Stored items
● ● ● ● ●

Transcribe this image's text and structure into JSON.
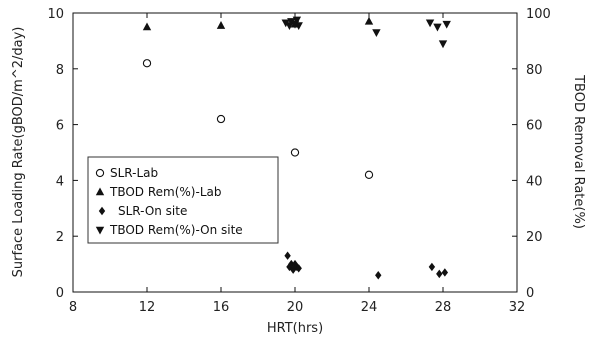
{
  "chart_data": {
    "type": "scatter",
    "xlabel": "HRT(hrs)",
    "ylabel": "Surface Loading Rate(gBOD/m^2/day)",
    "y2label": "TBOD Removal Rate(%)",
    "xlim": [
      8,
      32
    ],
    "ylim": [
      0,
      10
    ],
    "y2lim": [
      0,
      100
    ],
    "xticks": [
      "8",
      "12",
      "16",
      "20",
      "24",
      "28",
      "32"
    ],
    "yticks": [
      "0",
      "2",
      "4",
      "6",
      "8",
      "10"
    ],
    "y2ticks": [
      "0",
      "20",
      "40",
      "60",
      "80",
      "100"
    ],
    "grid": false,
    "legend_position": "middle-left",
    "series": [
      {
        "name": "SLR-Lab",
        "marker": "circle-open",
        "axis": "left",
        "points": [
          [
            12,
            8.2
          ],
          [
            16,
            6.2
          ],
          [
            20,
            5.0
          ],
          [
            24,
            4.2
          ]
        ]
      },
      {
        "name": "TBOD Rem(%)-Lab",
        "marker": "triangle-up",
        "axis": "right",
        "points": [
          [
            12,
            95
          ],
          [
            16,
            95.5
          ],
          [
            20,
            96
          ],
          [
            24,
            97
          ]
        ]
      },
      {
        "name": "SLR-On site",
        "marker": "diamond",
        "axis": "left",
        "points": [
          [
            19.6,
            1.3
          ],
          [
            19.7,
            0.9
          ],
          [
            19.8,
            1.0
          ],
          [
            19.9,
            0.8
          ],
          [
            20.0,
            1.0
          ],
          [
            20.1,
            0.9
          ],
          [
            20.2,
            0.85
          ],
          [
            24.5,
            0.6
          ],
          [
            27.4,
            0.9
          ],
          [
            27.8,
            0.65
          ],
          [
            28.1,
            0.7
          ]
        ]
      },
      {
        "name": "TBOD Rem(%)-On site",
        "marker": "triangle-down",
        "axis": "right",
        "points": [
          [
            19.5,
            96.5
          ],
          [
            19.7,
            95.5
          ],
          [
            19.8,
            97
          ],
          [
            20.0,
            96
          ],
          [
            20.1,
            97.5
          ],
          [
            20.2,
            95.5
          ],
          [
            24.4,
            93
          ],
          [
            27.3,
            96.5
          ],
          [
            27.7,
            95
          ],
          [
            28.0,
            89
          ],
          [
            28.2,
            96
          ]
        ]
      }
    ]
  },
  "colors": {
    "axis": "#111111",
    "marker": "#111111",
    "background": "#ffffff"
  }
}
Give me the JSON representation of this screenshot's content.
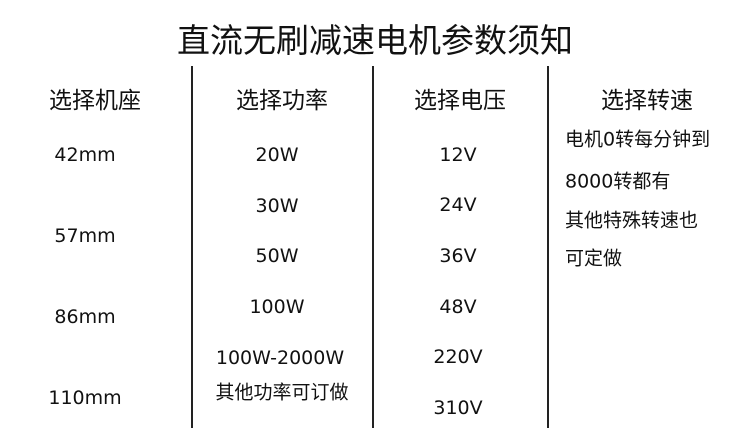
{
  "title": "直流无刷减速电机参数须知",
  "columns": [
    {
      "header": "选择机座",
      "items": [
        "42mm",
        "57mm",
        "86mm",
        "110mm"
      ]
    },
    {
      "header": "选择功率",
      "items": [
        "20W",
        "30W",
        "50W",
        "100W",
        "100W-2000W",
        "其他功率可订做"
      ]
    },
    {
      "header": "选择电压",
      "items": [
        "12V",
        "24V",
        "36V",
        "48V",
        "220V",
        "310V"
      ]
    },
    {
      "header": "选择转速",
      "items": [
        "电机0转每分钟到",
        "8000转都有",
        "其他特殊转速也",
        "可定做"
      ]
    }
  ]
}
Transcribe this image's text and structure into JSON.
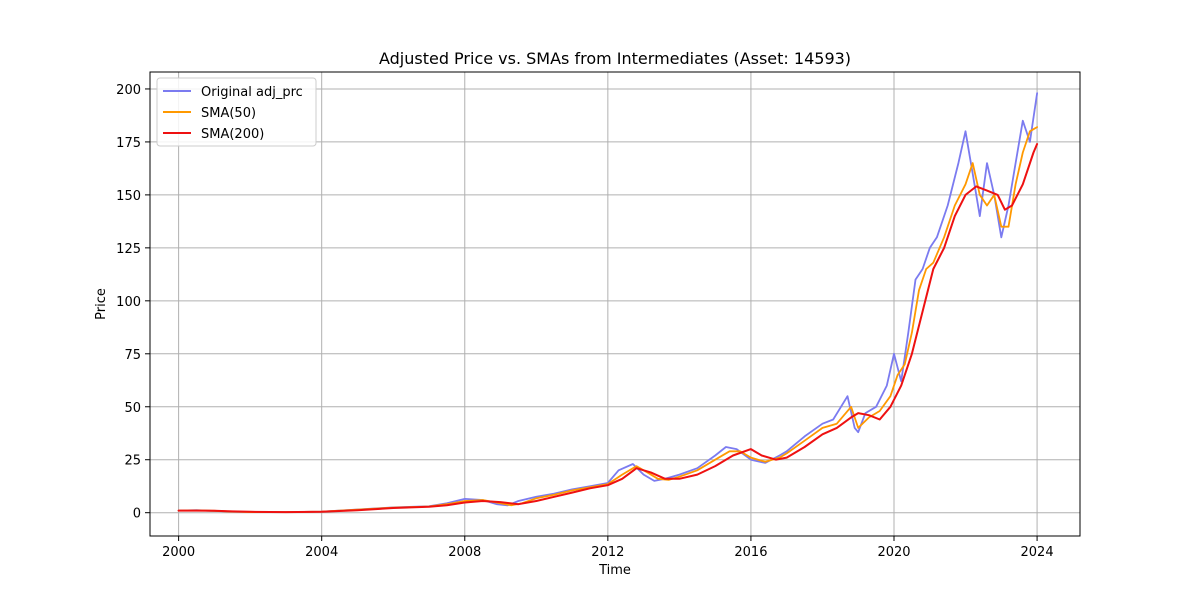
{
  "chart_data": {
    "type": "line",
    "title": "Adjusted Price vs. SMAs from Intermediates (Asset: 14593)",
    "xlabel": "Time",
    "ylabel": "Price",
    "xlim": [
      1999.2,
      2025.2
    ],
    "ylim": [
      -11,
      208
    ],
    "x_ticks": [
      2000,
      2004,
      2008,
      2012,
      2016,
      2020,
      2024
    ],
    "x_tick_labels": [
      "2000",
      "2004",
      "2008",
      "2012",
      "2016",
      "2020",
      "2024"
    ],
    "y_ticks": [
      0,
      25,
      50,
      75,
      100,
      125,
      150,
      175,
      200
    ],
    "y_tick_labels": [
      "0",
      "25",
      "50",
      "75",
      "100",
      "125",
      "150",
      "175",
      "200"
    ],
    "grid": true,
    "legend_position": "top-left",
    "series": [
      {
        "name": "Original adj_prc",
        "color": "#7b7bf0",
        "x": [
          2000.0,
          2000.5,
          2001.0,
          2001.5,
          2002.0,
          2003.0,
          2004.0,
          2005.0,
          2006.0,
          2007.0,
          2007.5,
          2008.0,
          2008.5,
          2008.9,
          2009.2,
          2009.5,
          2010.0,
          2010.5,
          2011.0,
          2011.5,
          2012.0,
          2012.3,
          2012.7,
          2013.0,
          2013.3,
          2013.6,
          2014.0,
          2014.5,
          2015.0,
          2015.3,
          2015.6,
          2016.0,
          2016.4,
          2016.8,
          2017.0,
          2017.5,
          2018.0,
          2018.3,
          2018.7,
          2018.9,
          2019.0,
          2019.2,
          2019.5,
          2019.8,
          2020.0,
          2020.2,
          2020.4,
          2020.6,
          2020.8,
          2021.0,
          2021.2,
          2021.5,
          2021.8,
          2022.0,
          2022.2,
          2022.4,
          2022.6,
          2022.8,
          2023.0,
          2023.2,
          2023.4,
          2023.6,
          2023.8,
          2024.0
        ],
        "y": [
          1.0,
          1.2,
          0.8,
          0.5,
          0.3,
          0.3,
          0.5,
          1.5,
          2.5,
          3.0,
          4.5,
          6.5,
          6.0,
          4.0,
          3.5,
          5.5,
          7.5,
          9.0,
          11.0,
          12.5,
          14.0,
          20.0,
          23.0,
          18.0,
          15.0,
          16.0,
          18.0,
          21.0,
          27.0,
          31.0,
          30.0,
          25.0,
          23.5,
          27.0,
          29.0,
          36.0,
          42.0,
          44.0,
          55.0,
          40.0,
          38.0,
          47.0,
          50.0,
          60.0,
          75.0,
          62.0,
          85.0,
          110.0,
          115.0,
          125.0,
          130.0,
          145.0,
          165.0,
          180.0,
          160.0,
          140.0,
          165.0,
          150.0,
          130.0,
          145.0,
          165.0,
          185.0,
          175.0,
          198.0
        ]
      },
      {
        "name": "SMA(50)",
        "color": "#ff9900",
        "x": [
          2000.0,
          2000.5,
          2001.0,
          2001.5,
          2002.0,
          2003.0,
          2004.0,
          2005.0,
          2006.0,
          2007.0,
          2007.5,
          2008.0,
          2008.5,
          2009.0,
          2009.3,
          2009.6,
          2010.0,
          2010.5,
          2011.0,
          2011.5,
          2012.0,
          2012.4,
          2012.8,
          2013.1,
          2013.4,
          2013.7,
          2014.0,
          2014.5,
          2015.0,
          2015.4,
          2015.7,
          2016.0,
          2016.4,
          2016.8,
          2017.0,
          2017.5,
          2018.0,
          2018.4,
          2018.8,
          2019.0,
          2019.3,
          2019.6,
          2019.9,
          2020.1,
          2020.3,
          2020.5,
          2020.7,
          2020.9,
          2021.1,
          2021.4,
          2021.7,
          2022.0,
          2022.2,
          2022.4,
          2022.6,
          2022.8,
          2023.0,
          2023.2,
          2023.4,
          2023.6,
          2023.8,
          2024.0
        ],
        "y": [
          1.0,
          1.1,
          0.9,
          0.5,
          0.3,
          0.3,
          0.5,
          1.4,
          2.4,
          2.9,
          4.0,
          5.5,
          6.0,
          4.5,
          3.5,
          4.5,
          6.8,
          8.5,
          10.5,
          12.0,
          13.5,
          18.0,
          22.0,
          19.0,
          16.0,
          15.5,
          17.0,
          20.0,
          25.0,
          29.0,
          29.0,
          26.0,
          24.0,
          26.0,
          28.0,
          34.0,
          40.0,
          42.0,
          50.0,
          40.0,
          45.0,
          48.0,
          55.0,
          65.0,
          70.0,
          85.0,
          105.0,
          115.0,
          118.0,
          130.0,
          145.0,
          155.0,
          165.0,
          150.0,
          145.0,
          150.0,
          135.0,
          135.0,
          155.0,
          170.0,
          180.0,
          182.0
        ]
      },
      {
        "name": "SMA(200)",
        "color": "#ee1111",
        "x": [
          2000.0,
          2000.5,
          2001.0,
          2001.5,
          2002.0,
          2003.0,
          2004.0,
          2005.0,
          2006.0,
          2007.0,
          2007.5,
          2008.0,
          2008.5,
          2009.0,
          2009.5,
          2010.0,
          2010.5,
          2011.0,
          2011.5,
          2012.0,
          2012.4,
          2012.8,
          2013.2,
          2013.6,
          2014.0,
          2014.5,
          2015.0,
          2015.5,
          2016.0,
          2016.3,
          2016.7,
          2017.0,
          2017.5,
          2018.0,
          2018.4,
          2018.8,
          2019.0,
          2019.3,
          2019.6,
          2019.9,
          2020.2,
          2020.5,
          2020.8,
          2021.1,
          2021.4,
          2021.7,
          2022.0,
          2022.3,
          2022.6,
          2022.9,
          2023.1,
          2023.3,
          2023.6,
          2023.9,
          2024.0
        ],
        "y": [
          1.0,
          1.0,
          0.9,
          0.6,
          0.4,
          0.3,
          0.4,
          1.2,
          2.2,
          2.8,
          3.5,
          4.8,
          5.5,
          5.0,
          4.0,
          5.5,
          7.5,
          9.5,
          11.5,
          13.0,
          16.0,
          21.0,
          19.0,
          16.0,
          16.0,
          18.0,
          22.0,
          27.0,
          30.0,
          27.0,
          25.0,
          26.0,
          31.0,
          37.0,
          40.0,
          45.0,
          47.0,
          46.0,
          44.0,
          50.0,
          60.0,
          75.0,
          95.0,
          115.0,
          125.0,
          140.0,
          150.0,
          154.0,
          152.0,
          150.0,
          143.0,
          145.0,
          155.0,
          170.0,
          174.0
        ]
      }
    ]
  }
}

● ● ● ● ●

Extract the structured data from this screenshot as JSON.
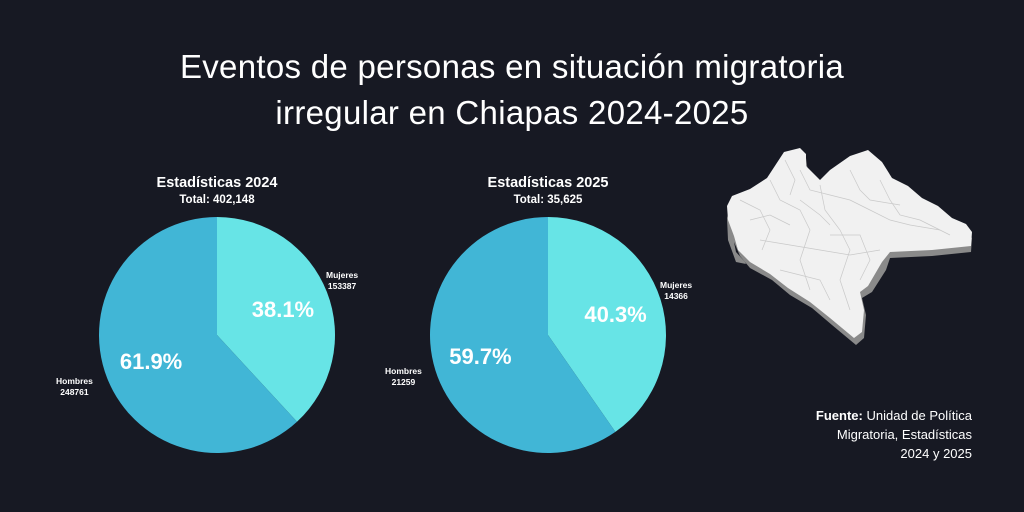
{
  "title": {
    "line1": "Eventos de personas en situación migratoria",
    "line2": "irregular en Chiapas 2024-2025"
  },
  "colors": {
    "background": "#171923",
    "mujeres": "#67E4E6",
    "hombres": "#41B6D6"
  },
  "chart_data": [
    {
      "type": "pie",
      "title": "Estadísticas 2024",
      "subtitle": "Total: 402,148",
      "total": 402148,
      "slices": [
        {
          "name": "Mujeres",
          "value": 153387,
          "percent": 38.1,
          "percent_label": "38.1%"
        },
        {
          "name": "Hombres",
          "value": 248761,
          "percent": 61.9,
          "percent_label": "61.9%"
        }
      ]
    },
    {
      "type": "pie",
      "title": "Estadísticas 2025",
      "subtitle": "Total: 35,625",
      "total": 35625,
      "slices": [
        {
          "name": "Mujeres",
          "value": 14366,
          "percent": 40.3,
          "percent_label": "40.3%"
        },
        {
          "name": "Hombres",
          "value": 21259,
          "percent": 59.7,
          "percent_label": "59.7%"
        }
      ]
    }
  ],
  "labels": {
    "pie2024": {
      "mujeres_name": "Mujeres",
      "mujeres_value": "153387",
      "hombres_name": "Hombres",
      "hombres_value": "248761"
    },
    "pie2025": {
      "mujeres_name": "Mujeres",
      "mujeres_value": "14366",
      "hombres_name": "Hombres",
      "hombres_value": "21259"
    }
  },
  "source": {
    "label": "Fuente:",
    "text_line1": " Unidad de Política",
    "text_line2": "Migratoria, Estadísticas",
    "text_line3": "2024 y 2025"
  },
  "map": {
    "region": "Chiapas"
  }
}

● ● ● ● ●

▸ TASK DESCRIPTION: List every line above that holds the word "TBOD".

▸ RESULT BELOW:
    "y2label": "TBOD Removal Rate(%)",
        "name": "TBOD Rem(%)-Lab",
        "name": "TBOD Rem(%)-On site",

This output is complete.